## GIVEN PROBLEM:
What lines of the data include the string "this"? Copy them all.

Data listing
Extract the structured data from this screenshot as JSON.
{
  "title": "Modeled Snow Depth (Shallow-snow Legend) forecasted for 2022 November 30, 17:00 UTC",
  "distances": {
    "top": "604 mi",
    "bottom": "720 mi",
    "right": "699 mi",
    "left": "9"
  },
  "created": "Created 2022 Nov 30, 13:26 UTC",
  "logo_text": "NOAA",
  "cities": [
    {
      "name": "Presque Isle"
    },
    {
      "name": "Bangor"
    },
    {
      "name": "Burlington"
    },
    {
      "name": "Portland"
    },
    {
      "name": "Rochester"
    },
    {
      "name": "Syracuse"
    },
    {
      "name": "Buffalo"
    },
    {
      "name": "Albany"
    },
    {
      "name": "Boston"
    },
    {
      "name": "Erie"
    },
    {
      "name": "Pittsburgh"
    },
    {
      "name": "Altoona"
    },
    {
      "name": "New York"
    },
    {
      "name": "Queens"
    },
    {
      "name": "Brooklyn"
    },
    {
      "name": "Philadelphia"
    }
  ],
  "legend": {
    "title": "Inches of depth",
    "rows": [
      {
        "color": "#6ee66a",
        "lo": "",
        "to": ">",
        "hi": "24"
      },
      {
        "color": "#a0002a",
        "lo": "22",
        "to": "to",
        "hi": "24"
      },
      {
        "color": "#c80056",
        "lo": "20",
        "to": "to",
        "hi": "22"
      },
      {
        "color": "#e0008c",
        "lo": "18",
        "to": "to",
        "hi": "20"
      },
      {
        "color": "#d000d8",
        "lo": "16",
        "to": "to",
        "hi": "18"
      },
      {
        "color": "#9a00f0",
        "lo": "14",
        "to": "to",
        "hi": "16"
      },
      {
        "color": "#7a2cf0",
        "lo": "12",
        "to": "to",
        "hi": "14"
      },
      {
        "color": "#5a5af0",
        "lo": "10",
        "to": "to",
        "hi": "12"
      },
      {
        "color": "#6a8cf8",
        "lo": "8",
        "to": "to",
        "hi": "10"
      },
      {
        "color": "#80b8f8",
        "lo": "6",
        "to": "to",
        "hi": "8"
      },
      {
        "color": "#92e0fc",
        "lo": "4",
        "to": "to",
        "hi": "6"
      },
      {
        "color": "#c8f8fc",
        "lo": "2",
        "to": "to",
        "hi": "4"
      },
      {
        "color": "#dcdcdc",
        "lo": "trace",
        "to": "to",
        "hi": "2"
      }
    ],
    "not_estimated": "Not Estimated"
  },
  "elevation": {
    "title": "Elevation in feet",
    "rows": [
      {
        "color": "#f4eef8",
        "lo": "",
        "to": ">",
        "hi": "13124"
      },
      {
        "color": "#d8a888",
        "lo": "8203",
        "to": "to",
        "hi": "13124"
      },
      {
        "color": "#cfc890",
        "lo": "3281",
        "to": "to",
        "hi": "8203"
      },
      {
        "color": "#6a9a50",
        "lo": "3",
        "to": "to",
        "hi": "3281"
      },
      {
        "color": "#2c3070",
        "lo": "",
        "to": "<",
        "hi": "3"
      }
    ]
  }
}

* * *

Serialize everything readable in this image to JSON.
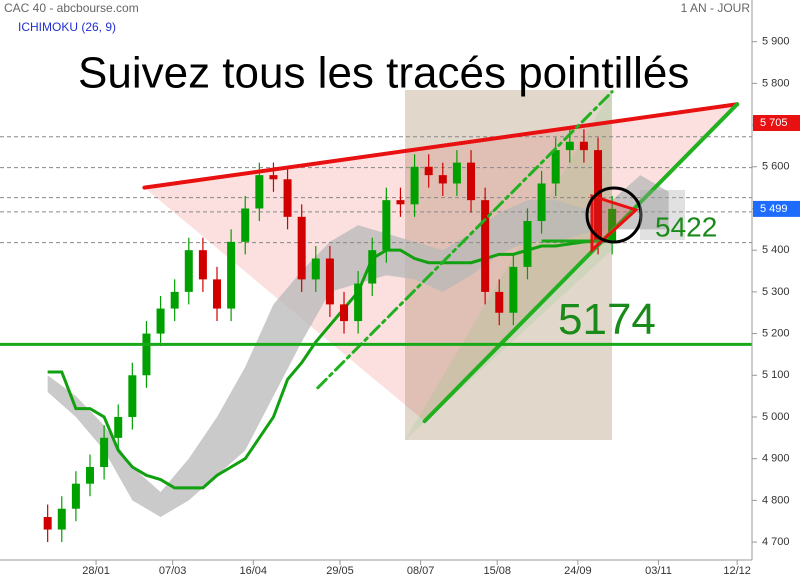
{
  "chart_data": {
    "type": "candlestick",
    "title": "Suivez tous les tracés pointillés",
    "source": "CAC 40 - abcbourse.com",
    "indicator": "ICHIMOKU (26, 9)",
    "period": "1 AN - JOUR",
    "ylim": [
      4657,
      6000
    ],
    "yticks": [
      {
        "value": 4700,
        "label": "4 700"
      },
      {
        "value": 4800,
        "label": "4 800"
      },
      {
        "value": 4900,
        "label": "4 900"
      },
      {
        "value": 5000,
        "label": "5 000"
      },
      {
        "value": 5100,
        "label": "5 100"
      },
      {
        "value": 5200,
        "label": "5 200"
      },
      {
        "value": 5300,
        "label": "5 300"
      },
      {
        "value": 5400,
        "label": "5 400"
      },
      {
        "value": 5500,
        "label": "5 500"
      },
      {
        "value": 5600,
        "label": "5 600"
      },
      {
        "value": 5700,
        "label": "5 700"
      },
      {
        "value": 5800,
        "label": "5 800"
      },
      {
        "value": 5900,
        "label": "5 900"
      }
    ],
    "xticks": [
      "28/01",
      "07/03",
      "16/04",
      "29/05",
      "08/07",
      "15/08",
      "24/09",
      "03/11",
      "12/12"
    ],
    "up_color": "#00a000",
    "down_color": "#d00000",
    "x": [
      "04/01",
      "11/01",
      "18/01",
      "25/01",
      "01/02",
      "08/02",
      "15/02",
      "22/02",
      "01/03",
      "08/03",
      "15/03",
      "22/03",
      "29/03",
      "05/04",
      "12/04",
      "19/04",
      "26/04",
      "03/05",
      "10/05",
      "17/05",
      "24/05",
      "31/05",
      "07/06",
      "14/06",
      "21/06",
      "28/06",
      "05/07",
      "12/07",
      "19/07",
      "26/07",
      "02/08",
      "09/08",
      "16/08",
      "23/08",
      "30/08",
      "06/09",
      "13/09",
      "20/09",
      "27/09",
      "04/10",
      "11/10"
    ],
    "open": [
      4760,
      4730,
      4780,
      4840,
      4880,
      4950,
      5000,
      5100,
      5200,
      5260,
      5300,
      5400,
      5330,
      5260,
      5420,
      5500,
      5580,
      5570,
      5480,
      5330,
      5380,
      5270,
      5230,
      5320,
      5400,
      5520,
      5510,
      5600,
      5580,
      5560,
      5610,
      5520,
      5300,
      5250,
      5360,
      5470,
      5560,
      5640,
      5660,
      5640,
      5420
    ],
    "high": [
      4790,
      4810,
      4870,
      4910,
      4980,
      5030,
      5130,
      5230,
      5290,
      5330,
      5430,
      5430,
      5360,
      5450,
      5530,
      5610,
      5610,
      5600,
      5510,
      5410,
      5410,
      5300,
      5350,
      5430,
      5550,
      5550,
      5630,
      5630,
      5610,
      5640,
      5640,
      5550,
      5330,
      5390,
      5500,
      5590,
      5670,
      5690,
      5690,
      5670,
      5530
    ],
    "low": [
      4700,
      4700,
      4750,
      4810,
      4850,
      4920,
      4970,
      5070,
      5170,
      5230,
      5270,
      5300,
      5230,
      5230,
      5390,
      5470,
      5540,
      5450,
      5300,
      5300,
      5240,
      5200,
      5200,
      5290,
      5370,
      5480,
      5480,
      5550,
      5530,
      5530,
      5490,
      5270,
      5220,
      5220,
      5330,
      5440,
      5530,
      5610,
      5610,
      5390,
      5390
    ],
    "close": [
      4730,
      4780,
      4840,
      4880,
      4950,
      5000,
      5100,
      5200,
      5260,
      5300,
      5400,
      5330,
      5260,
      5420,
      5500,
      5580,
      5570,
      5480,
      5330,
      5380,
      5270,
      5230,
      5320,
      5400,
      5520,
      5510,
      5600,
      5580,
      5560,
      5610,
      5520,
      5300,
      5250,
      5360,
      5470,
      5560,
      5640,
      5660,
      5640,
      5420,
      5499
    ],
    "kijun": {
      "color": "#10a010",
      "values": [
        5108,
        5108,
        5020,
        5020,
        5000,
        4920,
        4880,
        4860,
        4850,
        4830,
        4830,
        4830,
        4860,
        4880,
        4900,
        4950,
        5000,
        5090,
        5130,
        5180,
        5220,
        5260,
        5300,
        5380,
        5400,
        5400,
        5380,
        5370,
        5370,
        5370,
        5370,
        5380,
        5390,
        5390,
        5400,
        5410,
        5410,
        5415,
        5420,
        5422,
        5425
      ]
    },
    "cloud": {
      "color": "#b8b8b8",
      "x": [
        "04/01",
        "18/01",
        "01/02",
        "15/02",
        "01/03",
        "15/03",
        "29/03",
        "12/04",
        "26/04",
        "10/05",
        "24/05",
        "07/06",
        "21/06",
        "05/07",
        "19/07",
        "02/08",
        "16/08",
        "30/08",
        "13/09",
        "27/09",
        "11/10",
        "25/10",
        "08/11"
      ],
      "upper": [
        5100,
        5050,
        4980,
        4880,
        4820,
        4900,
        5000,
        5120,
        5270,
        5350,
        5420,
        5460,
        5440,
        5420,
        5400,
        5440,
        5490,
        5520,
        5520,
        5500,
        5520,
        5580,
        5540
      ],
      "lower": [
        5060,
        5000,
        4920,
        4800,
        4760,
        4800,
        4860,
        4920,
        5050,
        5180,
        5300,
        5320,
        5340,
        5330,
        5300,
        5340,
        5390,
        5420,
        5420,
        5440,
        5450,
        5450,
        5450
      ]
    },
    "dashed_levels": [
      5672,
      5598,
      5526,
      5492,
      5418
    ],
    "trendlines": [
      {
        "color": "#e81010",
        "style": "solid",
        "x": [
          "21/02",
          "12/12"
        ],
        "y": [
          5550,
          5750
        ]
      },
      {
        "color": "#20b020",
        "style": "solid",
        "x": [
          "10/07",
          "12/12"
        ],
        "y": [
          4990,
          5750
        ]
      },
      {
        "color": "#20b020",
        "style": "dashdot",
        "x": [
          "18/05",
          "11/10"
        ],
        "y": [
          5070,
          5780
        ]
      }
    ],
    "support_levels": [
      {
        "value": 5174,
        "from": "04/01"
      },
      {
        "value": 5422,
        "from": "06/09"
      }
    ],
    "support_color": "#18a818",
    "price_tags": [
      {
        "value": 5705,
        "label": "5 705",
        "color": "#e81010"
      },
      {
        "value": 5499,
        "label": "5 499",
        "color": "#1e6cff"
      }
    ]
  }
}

## EXERCISE SOLUTION:
Extract the structured data from this screenshot as JSON.
Serialize everything readable in this image to JSON.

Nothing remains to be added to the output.